◆ **Data rows**
════════════════════

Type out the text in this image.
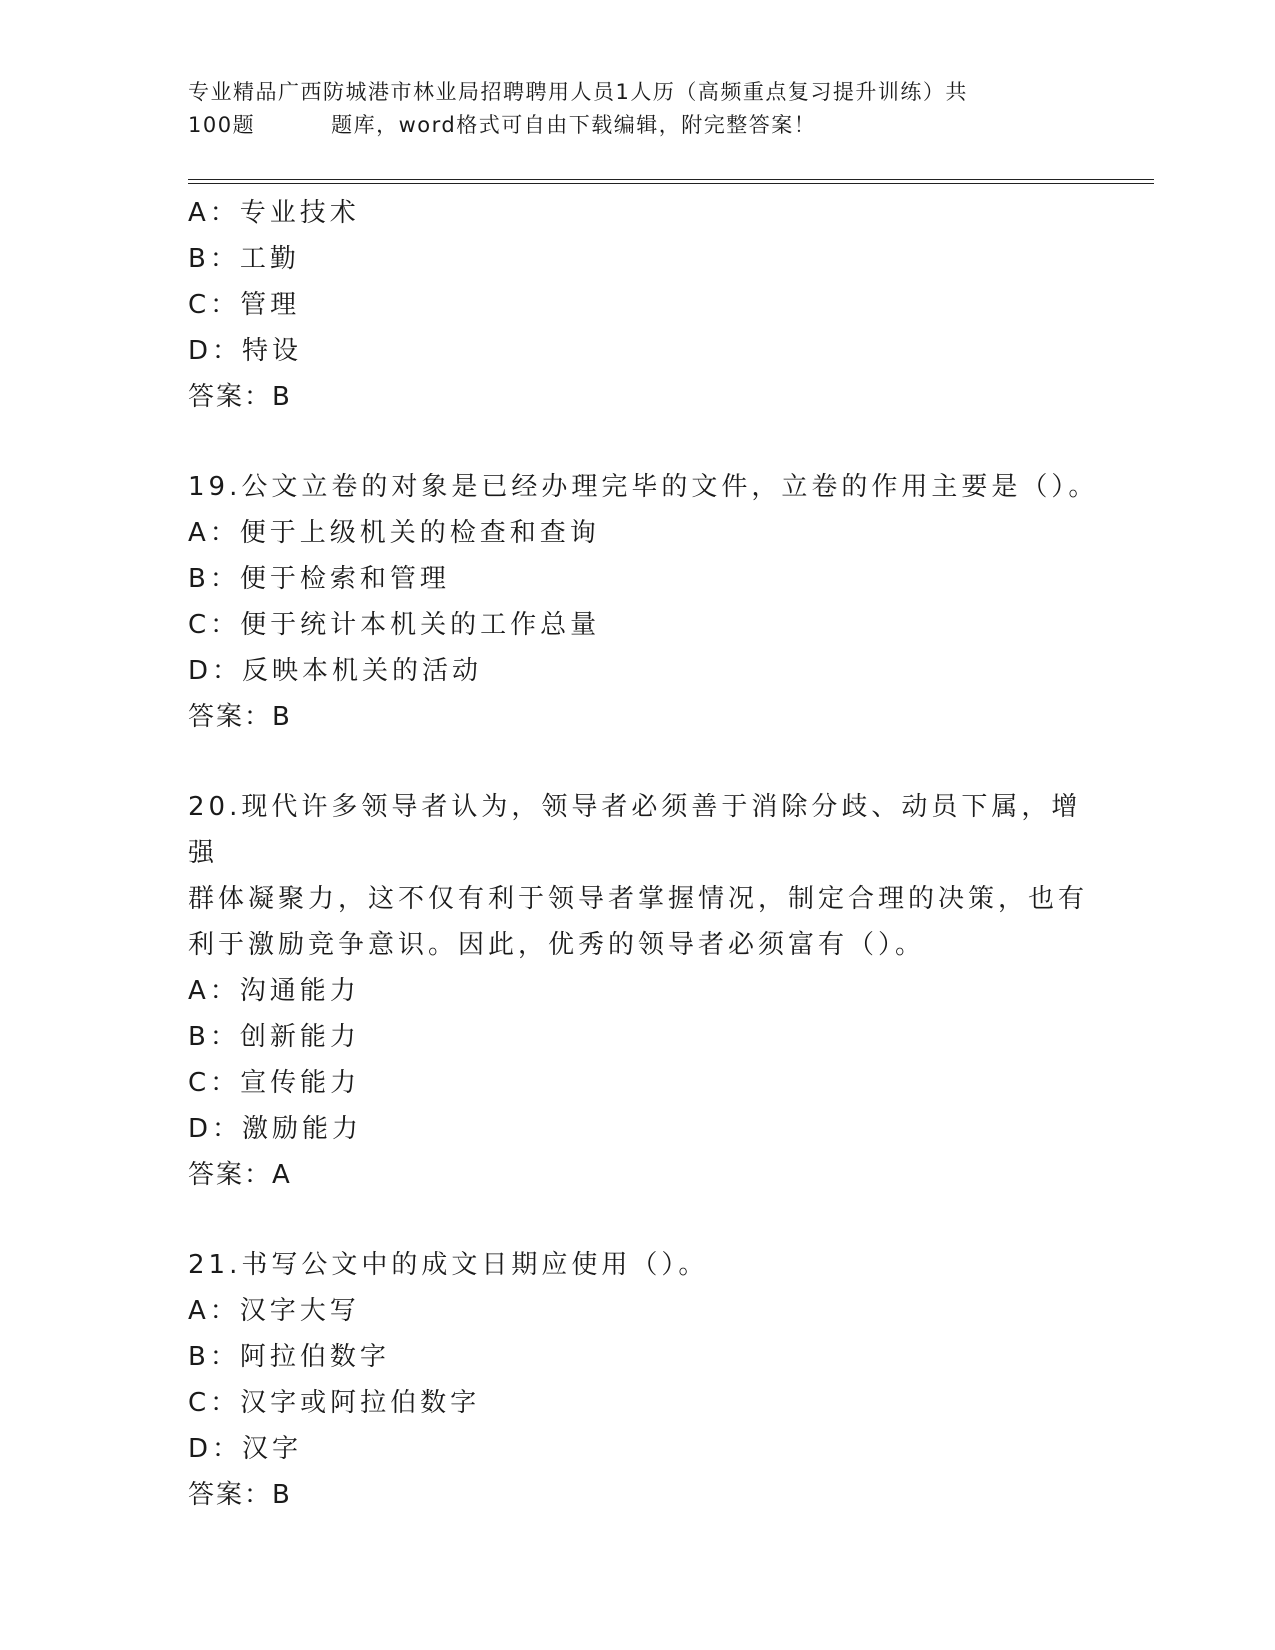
专业精品广西防城港市林业局招聘聘用人员1人历（高频重点复习提升训练）共
100题	题库，word格式可自由下载编辑，附完整答案！
A：专业技术
B：工勤
C：管理
D：特设
答案：B
19.公文立卷的对象是已经办理完毕的文件，立卷的作用主要是（）。
A：便于上级机关的检查和查询
B：便于检索和管理
C：便于统计本机关的工作总量
D：反映本机关的活动
答案：B
20.现代许多领导者认为，领导者必须善于消除分歧、动员下属，增强
群体凝聚力，这不仅有利于领导者掌握情况，制定合理的决策，也有
利于激励竞争意识。因此，优秀的领导者必须富有（）。
A：沟通能力
B：创新能力
C：宣传能力
D：激励能力
答案：A
21.书写公文中的成文日期应使用（）。
A：汉字大写
B：阿拉伯数字
C：汉字或阿拉伯数字
D：汉字
答案：B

════════════════════

◆ **Stated exercise**
Leave out the pictures and output the rest of the material exactly as written.

◆ **Full solution**
Type out the text in this image.
专业精品广西防城港市林业局招聘聘用人员1人历（高频重点复习提升训练）共
100题	题库，word格式可自由下载编辑，附完整答案！
A：专业技术
B：工勤
C：管理
D：特设
答案：B
19.公文立卷的对象是已经办理完毕的文件，立卷的作用主要是（）。
A：便于上级机关的检查和查询
B：便于检索和管理
C：便于统计本机关的工作总量
D：反映本机关的活动
答案：B
20.现代许多领导者认为，领导者必须善于消除分歧、动员下属，增强
群体凝聚力，这不仅有利于领导者掌握情况，制定合理的决策，也有
利于激励竞争意识。因此，优秀的领导者必须富有（）。
A：沟通能力
B：创新能力
C：宣传能力
D：激励能力
答案：A
21.书写公文中的成文日期应使用（）。
A：汉字大写
B：阿拉伯数字
C：汉字或阿拉伯数字
D：汉字
答案：B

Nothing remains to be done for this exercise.